— START INFORMATION SUPPLIED —

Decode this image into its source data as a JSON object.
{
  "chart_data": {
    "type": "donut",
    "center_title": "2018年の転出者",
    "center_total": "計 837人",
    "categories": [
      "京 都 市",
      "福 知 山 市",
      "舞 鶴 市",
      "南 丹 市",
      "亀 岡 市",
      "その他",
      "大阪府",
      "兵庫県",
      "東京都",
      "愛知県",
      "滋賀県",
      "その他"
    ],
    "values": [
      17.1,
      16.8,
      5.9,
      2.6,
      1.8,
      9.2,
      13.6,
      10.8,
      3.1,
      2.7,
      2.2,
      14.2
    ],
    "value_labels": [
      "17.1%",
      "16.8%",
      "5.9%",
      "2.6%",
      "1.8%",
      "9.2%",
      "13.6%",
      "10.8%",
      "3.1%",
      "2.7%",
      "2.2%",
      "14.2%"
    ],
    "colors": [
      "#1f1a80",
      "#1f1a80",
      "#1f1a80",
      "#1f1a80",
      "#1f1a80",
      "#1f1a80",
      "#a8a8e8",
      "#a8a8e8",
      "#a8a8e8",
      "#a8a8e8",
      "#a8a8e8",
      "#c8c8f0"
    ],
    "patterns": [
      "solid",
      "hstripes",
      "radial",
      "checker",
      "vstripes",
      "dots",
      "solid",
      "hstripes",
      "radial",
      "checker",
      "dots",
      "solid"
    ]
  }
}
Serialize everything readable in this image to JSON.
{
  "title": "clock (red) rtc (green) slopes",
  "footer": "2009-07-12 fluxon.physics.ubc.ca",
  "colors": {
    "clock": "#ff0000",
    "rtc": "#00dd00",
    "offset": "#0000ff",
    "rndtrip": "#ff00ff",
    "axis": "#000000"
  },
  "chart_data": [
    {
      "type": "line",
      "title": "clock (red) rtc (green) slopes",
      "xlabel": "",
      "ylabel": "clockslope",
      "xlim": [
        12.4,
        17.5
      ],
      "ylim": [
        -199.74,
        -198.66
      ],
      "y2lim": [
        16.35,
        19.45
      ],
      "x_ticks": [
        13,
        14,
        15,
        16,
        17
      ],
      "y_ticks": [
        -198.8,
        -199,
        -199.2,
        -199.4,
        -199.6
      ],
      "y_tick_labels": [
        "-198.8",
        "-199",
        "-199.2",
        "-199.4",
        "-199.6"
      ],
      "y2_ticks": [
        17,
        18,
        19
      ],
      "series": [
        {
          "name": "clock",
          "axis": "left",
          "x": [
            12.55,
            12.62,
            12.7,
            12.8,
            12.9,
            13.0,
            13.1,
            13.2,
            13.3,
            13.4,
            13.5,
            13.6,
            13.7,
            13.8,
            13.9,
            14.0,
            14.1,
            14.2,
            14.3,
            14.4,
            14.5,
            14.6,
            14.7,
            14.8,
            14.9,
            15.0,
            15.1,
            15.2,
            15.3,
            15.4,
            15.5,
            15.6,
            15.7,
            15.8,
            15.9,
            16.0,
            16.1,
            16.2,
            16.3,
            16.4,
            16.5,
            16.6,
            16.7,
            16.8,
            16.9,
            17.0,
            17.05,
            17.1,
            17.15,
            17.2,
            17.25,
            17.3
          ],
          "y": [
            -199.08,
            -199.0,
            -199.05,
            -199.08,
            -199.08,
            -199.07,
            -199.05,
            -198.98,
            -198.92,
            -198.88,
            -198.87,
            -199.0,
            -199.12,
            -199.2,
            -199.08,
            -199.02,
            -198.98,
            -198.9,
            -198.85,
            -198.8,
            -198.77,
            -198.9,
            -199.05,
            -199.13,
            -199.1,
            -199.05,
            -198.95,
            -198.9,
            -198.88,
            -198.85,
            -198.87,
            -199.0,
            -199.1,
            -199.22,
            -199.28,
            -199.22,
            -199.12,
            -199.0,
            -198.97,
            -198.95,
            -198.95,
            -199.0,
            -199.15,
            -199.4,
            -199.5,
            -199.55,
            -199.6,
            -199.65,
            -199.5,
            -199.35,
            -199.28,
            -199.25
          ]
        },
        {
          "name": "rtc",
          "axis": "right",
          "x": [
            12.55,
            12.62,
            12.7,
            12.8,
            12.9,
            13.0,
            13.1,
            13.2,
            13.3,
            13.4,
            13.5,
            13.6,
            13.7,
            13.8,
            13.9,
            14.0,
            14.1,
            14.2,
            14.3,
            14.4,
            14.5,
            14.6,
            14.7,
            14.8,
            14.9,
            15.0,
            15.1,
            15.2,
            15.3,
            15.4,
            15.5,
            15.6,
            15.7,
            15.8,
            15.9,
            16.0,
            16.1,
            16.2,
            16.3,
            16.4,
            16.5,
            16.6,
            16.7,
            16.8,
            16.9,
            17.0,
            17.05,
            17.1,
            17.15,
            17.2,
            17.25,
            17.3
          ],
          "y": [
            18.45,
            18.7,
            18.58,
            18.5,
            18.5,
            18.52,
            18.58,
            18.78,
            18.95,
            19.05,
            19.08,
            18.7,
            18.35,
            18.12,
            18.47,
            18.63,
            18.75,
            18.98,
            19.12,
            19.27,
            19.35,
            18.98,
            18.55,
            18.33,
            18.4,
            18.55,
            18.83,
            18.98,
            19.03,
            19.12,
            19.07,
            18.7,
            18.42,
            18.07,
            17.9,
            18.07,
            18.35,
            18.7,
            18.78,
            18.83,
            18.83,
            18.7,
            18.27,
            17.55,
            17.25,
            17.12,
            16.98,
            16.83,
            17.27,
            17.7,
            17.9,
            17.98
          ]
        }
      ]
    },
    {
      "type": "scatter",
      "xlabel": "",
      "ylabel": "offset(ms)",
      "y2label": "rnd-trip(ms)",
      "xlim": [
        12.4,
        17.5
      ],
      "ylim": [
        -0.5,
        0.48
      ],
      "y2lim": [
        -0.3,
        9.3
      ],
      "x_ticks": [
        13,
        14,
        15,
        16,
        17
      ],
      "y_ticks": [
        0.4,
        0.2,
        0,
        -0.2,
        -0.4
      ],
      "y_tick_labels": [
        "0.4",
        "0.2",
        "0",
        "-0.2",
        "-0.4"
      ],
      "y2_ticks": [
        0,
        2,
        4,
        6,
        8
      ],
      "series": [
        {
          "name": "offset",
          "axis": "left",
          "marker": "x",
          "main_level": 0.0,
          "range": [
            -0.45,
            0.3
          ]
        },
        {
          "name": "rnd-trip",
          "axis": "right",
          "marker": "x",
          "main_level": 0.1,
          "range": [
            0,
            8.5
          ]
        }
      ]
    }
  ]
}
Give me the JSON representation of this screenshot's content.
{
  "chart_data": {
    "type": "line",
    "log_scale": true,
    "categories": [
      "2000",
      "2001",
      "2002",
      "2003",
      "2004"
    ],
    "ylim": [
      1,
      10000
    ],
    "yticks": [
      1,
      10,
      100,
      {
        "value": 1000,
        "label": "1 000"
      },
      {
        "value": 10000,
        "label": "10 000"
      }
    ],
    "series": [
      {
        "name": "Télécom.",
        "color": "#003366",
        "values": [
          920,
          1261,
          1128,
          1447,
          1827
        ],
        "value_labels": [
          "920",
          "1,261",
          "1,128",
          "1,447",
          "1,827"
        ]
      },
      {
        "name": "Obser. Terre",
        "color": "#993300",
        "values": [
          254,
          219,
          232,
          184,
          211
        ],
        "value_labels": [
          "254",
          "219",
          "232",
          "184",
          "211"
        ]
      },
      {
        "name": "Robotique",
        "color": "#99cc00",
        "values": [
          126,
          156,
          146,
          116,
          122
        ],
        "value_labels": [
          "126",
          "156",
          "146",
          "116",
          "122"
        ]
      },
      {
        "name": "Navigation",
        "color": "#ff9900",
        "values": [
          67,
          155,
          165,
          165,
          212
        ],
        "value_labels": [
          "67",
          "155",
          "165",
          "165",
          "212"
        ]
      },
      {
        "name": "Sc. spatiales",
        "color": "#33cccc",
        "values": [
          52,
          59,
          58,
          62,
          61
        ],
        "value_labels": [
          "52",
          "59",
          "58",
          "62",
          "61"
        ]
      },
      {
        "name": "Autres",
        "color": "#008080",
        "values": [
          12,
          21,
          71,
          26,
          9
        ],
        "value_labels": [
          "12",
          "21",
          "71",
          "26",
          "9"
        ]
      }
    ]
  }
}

— END INFORMATION SUPPLIED —

▶ PROBLEM DETAILS: Which lines include the word "ylabel"? Copy every one of them.

▶ ANSWER TO THE EXERCISE:
      "ylabel": "clockslope",
      "ylabel": "offset(ms)",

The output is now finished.